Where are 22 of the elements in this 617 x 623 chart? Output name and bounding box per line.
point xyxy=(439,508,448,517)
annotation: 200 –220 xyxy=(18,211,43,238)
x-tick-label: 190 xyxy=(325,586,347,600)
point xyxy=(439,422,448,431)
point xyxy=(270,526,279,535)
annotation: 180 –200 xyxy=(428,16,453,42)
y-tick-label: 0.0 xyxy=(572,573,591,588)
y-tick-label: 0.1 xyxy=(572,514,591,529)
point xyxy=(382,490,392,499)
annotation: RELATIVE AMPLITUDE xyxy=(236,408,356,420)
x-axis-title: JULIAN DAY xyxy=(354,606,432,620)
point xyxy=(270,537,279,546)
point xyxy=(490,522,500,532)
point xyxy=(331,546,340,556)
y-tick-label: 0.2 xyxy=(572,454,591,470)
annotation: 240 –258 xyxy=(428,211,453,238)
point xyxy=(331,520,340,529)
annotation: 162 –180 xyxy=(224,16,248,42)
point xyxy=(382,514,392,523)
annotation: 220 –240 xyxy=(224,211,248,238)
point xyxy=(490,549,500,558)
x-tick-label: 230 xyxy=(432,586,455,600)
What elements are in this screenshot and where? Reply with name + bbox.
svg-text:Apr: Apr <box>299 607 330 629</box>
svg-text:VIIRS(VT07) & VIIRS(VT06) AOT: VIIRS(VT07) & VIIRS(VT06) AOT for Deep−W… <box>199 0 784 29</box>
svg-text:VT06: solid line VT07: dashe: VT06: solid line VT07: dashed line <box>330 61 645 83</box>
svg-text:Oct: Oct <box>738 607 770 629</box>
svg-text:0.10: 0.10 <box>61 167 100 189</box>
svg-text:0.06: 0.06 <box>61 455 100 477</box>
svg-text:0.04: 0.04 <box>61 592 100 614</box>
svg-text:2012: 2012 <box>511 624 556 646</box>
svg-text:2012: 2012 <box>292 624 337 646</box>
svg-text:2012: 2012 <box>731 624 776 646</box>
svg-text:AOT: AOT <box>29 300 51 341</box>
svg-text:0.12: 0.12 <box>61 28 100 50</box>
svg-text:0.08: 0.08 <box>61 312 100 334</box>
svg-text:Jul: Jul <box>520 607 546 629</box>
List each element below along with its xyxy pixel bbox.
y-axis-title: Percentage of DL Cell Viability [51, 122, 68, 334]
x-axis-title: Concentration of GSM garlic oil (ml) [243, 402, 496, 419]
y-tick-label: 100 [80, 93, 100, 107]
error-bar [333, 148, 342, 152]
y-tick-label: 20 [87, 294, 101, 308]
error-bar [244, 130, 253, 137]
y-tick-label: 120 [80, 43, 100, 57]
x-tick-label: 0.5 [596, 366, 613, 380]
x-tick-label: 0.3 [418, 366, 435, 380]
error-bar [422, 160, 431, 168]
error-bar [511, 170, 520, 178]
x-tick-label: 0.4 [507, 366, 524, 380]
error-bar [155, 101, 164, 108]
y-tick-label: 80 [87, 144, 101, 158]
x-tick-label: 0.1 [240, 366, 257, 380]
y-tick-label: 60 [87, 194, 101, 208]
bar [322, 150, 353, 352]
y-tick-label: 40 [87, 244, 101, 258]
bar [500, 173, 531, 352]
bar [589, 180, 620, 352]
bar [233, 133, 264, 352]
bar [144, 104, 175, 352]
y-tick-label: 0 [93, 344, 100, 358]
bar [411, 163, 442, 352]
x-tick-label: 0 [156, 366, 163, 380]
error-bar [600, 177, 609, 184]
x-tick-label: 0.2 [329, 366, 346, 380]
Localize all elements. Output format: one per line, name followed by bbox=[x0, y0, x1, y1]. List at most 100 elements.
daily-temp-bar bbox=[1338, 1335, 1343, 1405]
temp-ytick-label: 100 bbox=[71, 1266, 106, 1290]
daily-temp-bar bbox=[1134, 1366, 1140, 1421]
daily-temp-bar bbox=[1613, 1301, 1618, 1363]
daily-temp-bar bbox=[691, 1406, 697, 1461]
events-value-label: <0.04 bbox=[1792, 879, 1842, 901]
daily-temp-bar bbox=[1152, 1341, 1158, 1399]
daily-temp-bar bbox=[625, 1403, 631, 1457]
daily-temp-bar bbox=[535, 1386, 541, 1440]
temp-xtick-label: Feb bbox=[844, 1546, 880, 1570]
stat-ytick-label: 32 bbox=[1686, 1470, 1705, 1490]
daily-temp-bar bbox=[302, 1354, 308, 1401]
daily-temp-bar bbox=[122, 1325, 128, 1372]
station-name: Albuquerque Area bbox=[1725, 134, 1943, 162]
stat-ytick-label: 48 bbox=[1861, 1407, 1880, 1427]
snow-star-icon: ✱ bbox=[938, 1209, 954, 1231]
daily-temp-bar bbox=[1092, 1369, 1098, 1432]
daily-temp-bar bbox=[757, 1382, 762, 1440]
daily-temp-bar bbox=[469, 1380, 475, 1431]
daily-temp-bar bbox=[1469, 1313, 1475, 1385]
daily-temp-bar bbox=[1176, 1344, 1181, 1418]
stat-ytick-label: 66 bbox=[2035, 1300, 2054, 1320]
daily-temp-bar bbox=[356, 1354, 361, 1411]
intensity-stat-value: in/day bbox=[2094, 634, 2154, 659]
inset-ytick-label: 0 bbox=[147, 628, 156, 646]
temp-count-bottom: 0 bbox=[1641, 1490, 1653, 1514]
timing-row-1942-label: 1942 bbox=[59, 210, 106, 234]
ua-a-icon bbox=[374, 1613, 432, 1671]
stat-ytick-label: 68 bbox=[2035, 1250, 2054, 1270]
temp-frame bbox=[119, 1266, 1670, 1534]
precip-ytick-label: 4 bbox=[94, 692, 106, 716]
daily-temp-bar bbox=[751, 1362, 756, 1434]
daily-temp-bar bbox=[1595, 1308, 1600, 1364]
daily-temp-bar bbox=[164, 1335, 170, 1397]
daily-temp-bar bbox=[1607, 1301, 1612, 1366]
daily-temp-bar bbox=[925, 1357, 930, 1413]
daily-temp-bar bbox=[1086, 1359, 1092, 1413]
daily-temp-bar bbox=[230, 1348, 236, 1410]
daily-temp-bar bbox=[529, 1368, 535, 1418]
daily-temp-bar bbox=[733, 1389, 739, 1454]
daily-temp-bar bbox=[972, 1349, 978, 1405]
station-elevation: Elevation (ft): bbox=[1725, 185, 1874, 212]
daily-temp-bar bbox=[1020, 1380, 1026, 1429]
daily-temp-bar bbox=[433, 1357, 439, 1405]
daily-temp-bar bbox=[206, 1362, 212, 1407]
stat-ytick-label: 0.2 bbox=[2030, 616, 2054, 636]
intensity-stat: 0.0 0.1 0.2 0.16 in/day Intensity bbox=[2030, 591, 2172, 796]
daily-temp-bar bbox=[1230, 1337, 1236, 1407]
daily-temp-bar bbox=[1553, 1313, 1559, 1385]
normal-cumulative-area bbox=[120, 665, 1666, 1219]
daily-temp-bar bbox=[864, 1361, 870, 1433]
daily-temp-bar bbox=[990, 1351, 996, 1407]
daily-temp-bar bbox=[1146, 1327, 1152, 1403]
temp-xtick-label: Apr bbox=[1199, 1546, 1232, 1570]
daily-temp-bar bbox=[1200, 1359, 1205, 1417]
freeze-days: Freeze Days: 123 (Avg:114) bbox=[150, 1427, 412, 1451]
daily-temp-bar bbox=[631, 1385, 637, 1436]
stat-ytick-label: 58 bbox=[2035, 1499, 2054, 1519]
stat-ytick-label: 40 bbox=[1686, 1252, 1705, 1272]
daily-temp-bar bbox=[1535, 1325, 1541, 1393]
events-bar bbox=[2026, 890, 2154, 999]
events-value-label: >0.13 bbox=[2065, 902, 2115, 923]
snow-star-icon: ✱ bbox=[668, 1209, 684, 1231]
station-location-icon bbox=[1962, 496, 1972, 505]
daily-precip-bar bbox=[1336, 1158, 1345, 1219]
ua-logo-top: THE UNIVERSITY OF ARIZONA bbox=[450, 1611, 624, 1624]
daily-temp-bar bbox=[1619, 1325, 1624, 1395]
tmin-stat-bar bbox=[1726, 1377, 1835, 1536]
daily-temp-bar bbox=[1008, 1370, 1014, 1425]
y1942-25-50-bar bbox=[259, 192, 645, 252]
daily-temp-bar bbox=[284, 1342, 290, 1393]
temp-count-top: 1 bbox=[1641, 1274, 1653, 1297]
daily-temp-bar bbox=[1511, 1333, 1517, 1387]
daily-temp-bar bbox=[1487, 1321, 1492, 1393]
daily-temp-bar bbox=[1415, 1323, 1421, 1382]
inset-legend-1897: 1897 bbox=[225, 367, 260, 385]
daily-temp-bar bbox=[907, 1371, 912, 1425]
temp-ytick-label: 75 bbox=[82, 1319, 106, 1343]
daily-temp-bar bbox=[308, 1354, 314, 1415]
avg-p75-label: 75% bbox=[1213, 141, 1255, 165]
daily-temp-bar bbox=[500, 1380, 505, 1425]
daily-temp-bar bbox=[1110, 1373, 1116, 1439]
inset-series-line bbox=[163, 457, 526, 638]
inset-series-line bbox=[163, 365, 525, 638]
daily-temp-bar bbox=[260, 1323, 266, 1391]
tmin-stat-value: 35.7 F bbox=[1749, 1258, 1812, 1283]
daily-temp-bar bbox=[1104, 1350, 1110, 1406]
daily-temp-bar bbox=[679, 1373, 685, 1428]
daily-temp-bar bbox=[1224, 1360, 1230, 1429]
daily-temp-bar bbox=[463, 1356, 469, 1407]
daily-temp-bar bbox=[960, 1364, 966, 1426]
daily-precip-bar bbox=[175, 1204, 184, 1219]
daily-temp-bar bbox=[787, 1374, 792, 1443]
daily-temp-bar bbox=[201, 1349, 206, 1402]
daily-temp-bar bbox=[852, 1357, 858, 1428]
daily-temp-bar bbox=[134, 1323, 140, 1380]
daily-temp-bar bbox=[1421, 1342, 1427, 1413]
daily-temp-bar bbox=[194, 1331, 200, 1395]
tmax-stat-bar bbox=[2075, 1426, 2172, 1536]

▶ [WHAT YOU WILL DO] Recast everything from the start of the items above down to and including the line containing "point xyxy=(270,526,279,535)" as a JSON list of strings, one string per line, with blank lines left out.

▶ [WRITTEN SOLUTION]
[
  "Where are 22 of the elements in this 617 x 623 chart? Output name and bounding box per line.",
  "point xyxy=(439,508,448,517)",
  "annotation: 200 –220 xyxy=(18,211,43,238)",
  "x-tick-label: 190 xyxy=(325,586,347,600)",
  "point xyxy=(439,422,448,431)",
  "point xyxy=(270,526,279,535)"
]